* Task directions: From the entries below, please gather each line containing the string "prefrontal".

* Record set:
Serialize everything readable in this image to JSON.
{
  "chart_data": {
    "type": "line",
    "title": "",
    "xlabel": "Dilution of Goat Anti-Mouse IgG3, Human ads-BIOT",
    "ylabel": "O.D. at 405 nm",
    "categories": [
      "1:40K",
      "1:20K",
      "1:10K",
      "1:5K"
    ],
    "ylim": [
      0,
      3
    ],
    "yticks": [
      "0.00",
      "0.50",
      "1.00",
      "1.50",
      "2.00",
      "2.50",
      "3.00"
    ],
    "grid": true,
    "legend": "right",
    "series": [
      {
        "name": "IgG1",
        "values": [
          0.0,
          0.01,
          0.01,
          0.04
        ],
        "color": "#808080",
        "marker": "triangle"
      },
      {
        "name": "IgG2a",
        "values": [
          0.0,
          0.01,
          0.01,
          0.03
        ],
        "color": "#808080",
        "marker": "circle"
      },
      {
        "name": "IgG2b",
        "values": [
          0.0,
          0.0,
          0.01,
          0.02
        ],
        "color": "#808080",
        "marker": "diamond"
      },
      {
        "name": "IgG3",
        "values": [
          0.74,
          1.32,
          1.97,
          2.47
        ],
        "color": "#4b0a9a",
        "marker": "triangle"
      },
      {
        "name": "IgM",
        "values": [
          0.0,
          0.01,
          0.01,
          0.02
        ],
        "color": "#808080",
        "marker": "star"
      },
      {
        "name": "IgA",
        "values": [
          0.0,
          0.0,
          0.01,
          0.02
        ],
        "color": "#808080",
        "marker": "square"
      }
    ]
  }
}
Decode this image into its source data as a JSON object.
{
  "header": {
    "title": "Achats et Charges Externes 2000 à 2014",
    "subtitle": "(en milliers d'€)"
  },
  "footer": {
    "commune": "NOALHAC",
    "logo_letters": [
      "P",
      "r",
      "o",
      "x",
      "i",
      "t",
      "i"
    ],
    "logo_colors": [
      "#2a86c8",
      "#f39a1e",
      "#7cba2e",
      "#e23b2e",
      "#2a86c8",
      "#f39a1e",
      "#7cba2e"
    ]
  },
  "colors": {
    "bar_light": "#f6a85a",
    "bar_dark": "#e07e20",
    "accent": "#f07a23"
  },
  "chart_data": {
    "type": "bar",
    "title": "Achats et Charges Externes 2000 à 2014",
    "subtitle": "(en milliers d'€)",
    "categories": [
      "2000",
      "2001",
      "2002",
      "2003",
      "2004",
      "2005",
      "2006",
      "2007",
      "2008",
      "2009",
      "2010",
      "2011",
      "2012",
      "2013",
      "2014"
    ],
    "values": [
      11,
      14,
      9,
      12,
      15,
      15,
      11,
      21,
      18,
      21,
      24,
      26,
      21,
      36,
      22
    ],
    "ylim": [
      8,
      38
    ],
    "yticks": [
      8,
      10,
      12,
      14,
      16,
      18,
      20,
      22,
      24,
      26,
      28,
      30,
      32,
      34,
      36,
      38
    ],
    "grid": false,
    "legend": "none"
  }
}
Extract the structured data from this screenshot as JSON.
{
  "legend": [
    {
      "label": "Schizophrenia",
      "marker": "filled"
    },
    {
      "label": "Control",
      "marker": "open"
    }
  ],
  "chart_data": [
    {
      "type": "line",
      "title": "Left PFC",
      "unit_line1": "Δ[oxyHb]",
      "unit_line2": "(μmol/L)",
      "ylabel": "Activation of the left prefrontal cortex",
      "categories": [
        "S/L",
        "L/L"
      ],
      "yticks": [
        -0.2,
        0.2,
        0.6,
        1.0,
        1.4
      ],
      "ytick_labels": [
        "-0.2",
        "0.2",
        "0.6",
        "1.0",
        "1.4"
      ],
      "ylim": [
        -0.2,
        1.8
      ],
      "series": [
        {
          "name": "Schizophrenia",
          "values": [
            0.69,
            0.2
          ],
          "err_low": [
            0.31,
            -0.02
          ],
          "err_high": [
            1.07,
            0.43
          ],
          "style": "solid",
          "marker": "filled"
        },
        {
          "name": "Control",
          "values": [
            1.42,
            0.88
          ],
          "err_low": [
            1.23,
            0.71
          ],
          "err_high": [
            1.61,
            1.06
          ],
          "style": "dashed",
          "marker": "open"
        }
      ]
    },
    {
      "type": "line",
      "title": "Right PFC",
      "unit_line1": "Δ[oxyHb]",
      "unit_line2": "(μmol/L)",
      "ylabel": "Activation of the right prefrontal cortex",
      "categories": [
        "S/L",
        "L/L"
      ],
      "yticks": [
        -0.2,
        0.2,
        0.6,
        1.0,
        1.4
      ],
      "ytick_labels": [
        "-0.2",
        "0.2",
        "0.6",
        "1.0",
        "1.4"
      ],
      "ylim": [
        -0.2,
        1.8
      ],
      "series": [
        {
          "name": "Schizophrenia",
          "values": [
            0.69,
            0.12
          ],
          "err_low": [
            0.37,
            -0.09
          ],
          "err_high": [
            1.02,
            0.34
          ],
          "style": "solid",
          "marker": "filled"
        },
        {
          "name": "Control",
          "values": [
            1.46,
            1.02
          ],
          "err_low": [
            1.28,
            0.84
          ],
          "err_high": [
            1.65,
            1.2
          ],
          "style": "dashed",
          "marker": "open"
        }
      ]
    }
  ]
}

* Solution to this problem:
      "ylabel": "Activation of the left prefrontal cortex",
      "ylabel": "Activation of the right prefrontal cortex",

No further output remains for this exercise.